- _Exercise details_: From the listing below, pull out the lines that hold "Officer".

- _Supplied material_:
---------------
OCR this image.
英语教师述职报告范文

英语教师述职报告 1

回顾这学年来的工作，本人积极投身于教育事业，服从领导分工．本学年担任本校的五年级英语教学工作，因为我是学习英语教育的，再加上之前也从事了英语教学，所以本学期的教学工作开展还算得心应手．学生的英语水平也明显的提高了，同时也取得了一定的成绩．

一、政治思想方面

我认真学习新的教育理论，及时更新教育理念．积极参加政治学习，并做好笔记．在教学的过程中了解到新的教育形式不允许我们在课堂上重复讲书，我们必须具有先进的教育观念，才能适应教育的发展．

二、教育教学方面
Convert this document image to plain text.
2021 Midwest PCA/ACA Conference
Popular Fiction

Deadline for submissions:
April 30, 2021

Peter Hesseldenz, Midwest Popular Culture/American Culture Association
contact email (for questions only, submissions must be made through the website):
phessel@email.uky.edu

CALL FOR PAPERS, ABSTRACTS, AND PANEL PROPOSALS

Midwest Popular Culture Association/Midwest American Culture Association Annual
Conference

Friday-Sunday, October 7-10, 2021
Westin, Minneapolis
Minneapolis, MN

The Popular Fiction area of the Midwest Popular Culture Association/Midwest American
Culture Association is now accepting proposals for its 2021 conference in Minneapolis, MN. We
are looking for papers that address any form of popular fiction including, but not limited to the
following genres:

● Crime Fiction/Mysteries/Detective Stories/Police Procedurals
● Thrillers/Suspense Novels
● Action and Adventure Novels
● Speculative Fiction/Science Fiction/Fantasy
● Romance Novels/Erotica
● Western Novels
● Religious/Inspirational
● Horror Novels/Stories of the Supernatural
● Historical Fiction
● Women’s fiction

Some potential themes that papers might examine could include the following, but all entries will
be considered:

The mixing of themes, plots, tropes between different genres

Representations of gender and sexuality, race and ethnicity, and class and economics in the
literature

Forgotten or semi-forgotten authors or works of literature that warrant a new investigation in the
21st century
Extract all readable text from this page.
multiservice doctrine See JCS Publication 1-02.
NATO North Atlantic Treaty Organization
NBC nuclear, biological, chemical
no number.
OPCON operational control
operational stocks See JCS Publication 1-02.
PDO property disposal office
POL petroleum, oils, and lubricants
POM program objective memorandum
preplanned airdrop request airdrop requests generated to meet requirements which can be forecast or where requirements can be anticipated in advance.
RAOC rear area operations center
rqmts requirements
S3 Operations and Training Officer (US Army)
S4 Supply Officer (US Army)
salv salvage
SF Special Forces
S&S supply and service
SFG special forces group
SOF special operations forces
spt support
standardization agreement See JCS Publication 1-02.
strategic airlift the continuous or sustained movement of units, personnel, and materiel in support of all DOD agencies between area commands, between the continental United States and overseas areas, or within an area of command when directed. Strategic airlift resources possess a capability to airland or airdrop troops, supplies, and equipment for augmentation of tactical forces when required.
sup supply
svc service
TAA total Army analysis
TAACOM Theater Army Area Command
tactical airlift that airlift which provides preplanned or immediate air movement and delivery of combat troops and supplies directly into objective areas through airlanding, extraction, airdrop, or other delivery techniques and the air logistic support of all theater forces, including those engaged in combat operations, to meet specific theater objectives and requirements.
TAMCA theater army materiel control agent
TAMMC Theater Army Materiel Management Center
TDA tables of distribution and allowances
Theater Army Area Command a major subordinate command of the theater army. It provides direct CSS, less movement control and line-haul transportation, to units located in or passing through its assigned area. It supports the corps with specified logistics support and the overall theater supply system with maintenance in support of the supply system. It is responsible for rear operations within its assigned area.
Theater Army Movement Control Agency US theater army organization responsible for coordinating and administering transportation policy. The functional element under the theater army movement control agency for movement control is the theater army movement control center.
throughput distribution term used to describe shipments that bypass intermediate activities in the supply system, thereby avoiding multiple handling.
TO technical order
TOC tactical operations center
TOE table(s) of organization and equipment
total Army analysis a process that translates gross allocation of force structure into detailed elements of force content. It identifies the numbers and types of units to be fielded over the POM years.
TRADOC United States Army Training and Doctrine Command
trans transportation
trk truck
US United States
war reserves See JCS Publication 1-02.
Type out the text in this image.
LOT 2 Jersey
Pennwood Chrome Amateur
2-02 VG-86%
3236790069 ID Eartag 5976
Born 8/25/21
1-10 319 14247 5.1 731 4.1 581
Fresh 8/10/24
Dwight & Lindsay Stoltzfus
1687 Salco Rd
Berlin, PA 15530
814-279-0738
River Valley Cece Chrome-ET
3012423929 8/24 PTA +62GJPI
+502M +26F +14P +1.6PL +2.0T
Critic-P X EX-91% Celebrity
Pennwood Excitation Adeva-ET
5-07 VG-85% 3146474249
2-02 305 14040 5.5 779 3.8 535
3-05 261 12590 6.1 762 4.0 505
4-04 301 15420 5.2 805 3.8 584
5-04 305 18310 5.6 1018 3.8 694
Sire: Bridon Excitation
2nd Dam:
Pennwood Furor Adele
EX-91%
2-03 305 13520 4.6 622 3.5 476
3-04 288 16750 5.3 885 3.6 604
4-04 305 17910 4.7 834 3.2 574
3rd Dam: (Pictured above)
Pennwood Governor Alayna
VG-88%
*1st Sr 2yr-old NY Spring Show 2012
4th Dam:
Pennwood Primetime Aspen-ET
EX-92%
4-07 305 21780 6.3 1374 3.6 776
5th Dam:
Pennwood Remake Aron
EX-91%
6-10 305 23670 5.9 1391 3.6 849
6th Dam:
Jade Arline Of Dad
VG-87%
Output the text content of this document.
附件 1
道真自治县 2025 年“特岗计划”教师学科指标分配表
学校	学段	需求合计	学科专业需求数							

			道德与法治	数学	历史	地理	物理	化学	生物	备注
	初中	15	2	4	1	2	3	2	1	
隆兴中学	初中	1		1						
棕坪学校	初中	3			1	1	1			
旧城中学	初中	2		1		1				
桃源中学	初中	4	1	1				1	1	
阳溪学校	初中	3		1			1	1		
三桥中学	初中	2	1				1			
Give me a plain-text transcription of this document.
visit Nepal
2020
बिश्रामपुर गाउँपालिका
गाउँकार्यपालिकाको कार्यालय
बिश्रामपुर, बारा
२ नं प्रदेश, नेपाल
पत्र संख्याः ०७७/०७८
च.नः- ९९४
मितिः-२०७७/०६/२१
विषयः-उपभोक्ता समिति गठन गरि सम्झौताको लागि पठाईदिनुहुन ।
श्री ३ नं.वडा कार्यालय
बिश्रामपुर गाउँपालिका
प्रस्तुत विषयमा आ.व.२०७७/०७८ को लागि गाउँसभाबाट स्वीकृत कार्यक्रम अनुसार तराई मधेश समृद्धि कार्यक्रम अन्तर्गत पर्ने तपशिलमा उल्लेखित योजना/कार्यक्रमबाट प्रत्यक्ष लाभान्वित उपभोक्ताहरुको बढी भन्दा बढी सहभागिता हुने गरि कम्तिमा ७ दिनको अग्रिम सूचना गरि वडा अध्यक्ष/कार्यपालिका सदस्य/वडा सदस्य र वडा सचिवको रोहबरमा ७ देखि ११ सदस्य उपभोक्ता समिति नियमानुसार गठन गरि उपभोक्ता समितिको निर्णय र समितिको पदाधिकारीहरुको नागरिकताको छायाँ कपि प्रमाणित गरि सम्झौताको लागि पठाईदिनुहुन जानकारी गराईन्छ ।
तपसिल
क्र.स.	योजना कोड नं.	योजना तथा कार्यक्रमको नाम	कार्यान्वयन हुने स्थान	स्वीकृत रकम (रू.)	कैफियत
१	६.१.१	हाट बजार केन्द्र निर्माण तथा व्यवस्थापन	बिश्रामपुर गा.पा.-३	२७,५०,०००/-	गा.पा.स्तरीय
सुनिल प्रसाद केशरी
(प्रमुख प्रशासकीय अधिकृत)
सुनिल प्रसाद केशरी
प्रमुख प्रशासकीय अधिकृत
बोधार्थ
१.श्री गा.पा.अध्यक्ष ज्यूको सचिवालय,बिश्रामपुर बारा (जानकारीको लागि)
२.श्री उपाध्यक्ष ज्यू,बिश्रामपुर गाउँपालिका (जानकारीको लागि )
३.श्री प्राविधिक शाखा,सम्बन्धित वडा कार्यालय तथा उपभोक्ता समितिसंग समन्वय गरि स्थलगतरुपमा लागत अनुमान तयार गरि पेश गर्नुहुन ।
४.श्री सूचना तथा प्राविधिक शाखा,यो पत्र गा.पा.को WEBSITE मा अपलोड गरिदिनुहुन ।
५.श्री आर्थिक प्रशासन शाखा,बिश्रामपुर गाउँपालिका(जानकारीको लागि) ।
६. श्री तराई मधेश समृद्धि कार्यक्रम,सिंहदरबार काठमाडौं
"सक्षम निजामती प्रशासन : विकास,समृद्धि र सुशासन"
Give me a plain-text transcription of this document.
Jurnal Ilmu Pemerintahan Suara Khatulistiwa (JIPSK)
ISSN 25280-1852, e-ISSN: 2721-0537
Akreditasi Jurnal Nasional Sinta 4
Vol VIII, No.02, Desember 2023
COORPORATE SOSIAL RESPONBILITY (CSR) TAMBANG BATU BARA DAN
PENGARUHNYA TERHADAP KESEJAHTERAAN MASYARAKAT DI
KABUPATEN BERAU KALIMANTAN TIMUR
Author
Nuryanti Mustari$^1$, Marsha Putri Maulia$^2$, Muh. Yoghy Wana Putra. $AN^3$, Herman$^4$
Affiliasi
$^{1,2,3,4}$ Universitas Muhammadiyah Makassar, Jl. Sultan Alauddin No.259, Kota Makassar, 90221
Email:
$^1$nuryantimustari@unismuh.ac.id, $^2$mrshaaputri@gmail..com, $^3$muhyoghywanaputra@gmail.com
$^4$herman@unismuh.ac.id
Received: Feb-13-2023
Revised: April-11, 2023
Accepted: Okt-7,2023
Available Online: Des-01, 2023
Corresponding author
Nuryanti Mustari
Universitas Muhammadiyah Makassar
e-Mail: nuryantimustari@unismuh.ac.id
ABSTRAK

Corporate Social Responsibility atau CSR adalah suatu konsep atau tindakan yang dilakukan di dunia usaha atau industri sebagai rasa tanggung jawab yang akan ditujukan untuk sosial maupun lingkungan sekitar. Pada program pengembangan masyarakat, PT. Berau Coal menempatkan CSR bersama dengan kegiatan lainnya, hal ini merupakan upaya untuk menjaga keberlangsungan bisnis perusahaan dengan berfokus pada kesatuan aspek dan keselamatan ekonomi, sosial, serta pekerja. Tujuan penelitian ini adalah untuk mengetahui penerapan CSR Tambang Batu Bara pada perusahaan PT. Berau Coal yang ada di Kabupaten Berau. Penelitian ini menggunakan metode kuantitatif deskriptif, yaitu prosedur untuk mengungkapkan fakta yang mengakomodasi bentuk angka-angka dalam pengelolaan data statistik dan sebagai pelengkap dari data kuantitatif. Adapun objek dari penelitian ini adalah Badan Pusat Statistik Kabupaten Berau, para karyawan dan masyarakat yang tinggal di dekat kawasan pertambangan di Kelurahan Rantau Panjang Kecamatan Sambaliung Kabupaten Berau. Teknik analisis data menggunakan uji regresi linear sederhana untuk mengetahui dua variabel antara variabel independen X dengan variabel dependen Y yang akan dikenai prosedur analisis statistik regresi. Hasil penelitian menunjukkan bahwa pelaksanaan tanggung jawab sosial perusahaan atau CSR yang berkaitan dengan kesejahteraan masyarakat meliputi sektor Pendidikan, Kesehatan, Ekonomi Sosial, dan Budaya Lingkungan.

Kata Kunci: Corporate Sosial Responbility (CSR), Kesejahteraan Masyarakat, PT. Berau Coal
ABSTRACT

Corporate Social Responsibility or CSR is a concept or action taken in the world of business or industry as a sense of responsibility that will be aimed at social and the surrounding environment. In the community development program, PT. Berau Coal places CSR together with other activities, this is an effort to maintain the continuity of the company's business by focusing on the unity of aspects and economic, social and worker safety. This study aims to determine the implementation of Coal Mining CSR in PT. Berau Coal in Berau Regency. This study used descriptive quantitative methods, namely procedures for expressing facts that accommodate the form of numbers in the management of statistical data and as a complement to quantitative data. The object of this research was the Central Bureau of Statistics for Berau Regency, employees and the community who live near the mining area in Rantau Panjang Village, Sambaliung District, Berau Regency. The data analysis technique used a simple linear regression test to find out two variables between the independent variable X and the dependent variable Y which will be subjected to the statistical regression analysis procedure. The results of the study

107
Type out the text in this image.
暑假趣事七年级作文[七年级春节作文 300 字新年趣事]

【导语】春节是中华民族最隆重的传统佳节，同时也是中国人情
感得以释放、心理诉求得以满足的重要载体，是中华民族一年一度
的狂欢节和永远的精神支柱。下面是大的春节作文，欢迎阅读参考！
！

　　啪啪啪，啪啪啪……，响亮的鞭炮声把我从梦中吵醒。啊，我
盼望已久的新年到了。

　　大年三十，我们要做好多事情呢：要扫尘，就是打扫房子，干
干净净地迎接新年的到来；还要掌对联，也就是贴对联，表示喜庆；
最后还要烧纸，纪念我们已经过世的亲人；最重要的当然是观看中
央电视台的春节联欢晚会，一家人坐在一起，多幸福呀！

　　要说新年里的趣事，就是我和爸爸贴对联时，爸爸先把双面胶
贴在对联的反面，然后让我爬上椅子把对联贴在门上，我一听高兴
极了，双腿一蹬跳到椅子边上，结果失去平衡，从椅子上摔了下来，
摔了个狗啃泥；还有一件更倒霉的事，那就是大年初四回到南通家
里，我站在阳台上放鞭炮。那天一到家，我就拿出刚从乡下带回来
---------------
- _Result of the task_:
S3 Operations and Training Officer (US Army)
S4 Supply Officer (US Army)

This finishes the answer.